Search the material for the string "borde", then return every line where it is found.
.....
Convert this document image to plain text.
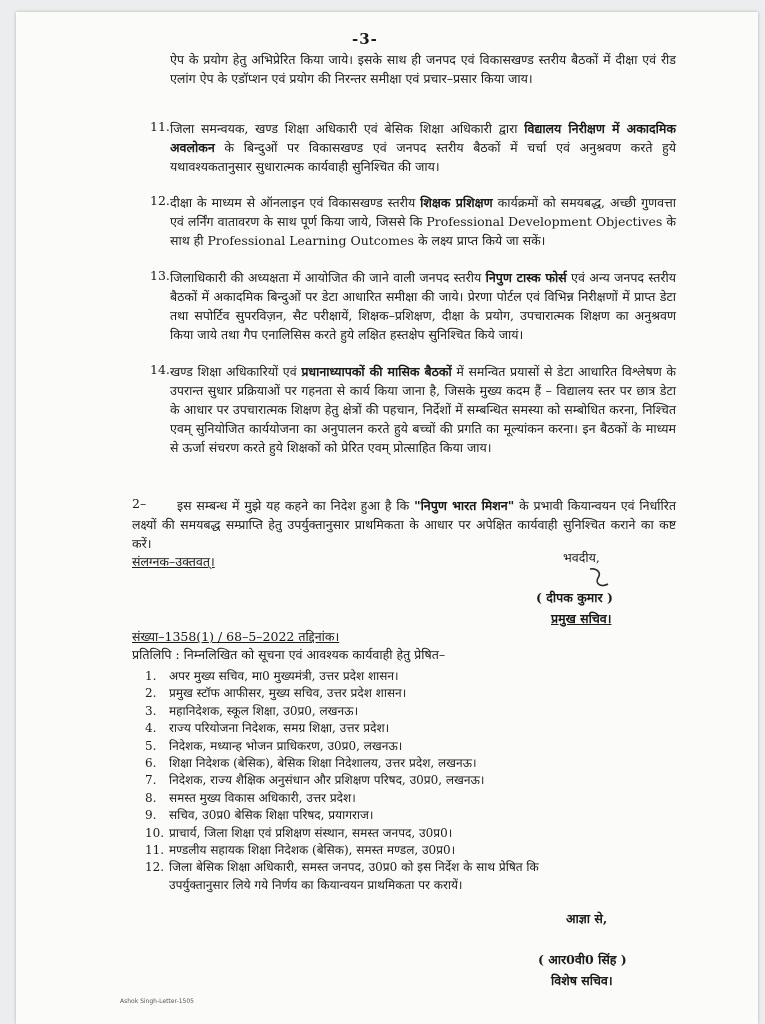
-3-
ऐप के प्रयोग हेतु अभिप्रेरित किया जाये। इसके साथ ही जनपद एवं विकासखण्ड स्तरीय बैठकों में दीक्षा एवं रीड एलांग ऐप के एडॉप्शन एवं प्रयोग की निरन्तर समीक्षा एवं प्रचार–प्रसार किया जाय।
11. जिला समन्वयक, खण्ड शिक्षा अधिकारी एवं बेसिक शिक्षा अधिकारी द्वारा विद्यालय निरीक्षण में अकादमिक अवलोकन के बिन्दुओं पर विकासखण्ड एवं जनपद स्तरीय बैठकों में चर्चा एवं अनुश्रवण करते हुये यथावश्यकतानुसार सुधारात्मक कार्यवाही सुनिश्चित की जाय।
12. दीक्षा के माध्यम से ऑनलाइन एवं विकासखण्ड स्तरीय शिक्षक प्रशिक्षण कार्यक्रमों को समयबद्ध, अच्छी गुणवत्ता एवं लर्निंग वातावरण के साथ पूर्ण किया जाये, जिससे कि Professional Development Objectives के साथ ही Professional Learning Outcomes के लक्ष्य प्राप्त किये जा सकें।
13. जिलाधिकारी की अध्यक्षता में आयोजित की जाने वाली जनपद स्तरीय निपुण टास्क फोर्स एवं अन्य जनपद स्तरीय बैठकों में अकादमिक बिन्दुओं पर डेटा आधारित समीक्षा की जाये। प्रेरणा पोर्टल एवं विभिन्न निरीक्षणों में प्राप्त डेटा तथा सपोर्टिव सुपरविज़न, सैट परीक्षायें, शिक्षक–प्रशिक्षण, दीक्षा के प्रयोग, उपचारात्मक शिक्षण का अनुश्रवण किया जाये तथा गैप एनालिसिस करते हुये लक्षित हस्तक्षेप सुनिश्चित किये जायं।
14. खण्ड शिक्षा अधिकारियों एवं प्रधानाध्यापकों की मासिक बैठकों में समन्वित प्रयासों से डेटा आधारित विश्लेषण के उपरान्त सुधार प्रक्रियाओं पर गहनता से कार्य किया जाना है, जिसके मुख्य कदम हैं – विद्यालय स्तर पर छात्र डेटा के आधार पर उपचारात्मक शिक्षण हेतु क्षेत्रों की पहचान, निर्देशों में सम्बन्धित समस्या को सम्बोधित करना, निश्चित एवम् सुनियोजित कार्ययोजना का अनुपालन करते हुये बच्चों की प्रगति का मूल्यांकन करना। इन बैठकों के माध्यम से ऊर्जा संचरण करते हुये शिक्षकों को प्रेरित एवम् प्रोत्साहित किया जाय।
2–	इस सम्बन्ध में मुझे यह कहने का निदेश हुआ है कि "निपुण भारत मिशन" के प्रभावी कियान्वयन एवं निर्धारित लक्ष्यों की समयबद्ध सम्प्राप्ति हेतु उपर्युक्तानुसार प्राथमिकता के आधार पर अपेक्षित कार्यवाही सुनिश्चित कराने का कष्ट करें।
संलग्नक–उक्तवत्।	भवदीय,
( दीपक कुमार )
प्रमुख सचिव।
संख्या–1358(1) / 68–5–2022 तद्दिनांक।
प्रतिलिपि : निम्नलिखित को सूचना एवं आवश्यक कार्यवाही हेतु प्रेषित–
1. अपर मुख्य सचिव, मा0 मुख्यमंत्री, उत्तर प्रदेश शासन।
2. प्रमुख स्टॉफ आफीसर, मुख्य सचिव, उत्तर प्रदेश शासन।
3. महानिदेशक, स्कूल शिक्षा, उ0प्र0, लखनऊ।
4. राज्य परियोजना निदेशक, समग्र शिक्षा, उत्तर प्रदेश।
5. निदेशक, मध्यान्ह भोजन प्राधिकरण, उ0प्र0, लखनऊ।
6. शिक्षा निदेशक (बेसिक), बेसिक शिक्षा निदेशालय, उत्तर प्रदेश, लखनऊ।
7. निदेशक, राज्य शैक्षिक अनुसंधान और प्रशिक्षण परिषद, उ0प्र0, लखनऊ।
8. समस्त मुख्य विकास अधिकारी, उत्तर प्रदेश।
9. सचिव, उ0प्र0 बेसिक शिक्षा परिषद, प्रयागराज।
10. प्राचार्य, जिला शिक्षा एवं प्रशिक्षण संस्थान, समस्त जनपद, उ0प्र0।
11. मण्डलीय सहायक शिक्षा निदेशक (बेसिक), समस्त मण्डल, उ0प्र0।
12. जिला बेसिक शिक्षा अधिकारी, समस्त जनपद, उ0प्र0 को इस निर्देश के साथ प्रेषित कि
उपर्युक्तानुसार लिये गये निर्णय का कियान्वयन प्राथमिकता पर करायें।
आज्ञा से,
( आर0वी0 सिंह )
विशेष सचिव।
Ashok Singh-Letter-1505
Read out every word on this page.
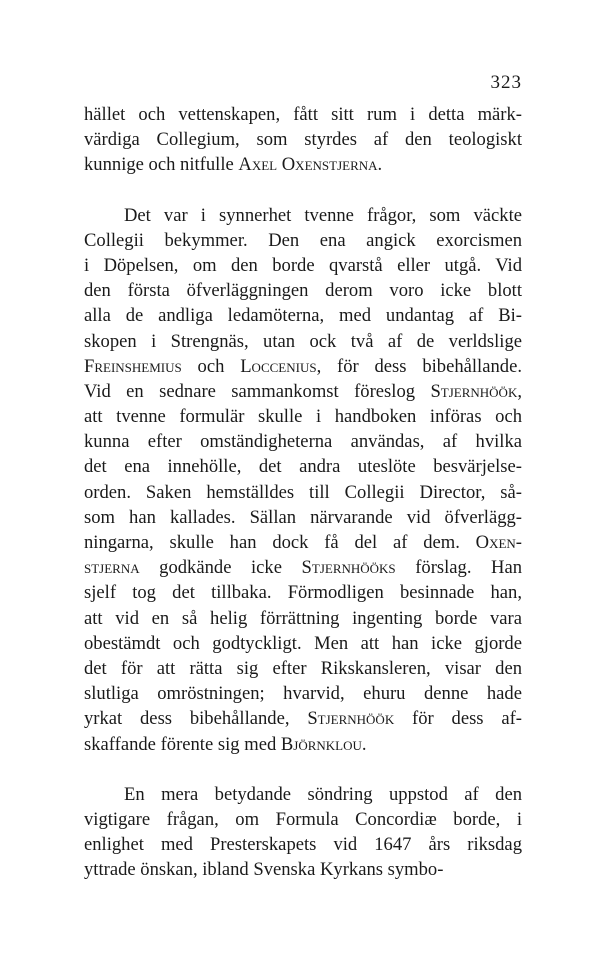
323
hället och vettenskapen, fått sitt rum i detta märk-
värdiga Collegium, som styrdes af den teologiskt
kunnige och nitfulle Axel Oxenstjerna.
Det var i synnerhet tvenne frågor, som väckte
Collegii bekymmer. Den ena angick exorcismen
i Döpelsen, om den borde qvarstå eller utgå. Vid
den första öfverläggningen derom voro icke blott
alla de andliga ledamöterna, med undantag af Bi-
skopen i Strengnäs, utan ock två af de verldslige
Freinshemius och Loccenius, för dess bibehållande.
Vid en sednare sammankomst föreslog Stjernhöök,
att tvenne formulär skulle i handboken införas och
kunna efter omständigheterna användas, af hvilka
det ena innehölle, det andra uteslöte besvärjelse-
orden. Saken hemställdes till Collegii Director, så-
som han kallades. Sällan närvarande vid öfverlägg-
ningarna, skulle han dock få del af dem. Oxen-
stjerna godkände icke Stjernhööks förslag. Han
sjelf tog det tillbaka. Förmodligen besinnade han,
att vid en så helig förrättning ingenting borde vara
obestämdt och godtyckligt. Men att han icke gjorde
det för att rätta sig efter Rikskansleren, visar den
slutliga omröstningen; hvarvid, ehuru denne hade
yrkat dess bibehållande, Stjernhöök för dess af-
skaffande förente sig med Björnklou.
En mera betydande söndring uppstod af den
vigtigare frågan, om Formula Concordiæ borde, i
enlighet med Presterskapets vid 1647 års riksdag
yttrade önskan, ibland Svenska Kyrkans symbo-
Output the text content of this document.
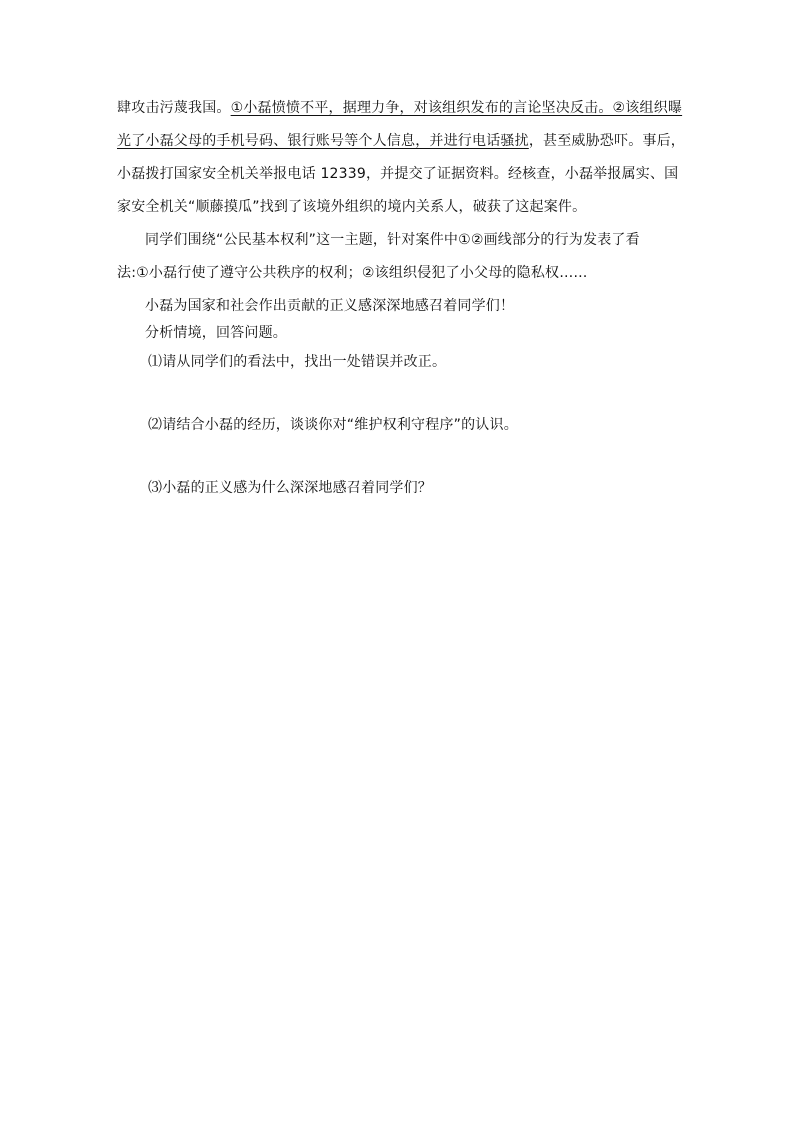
肆攻击污蔑我国。①小磊愤愤不平，据理力争，对该组织发布的言论坚决反击。②该组织曝
光了小磊父母的手机号码、银行账号等个人信息，并进行电话骚扰，甚至威胁恐吓。事后，
小磊拨打国家安全机关举报电话 12339，并提交了证据资料。经核查，小磊举报属实、国
家安全机关“顺藤摸瓜”找到了该境外组织的境内关系人，破获了这起案件。
同学们围绕“公民基本权利”这一主题，针对案件中①②画线部分的行为发表了看
法:①小磊行使了遵守公共秩序的权利；②该组织侵犯了小父母的隐私权……
小磊为国家和社会作出贡献的正义感深深地感召着同学们！
分析情境，回答问题。
⑴请从同学们的看法中，找出一处错误并改正。
⑵请结合小磊的经历，谈谈你对“维护权利守程序”的认识。
⑶小磊的正义感为什么深深地感召着同学们？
.....
**Result:**
i Döpelsen, om den borde qvarstå eller utgå. Vid
att vid en så helig förrättning ingenting borde vara
vigtigare frågan, om Formula Concordiæ borde, i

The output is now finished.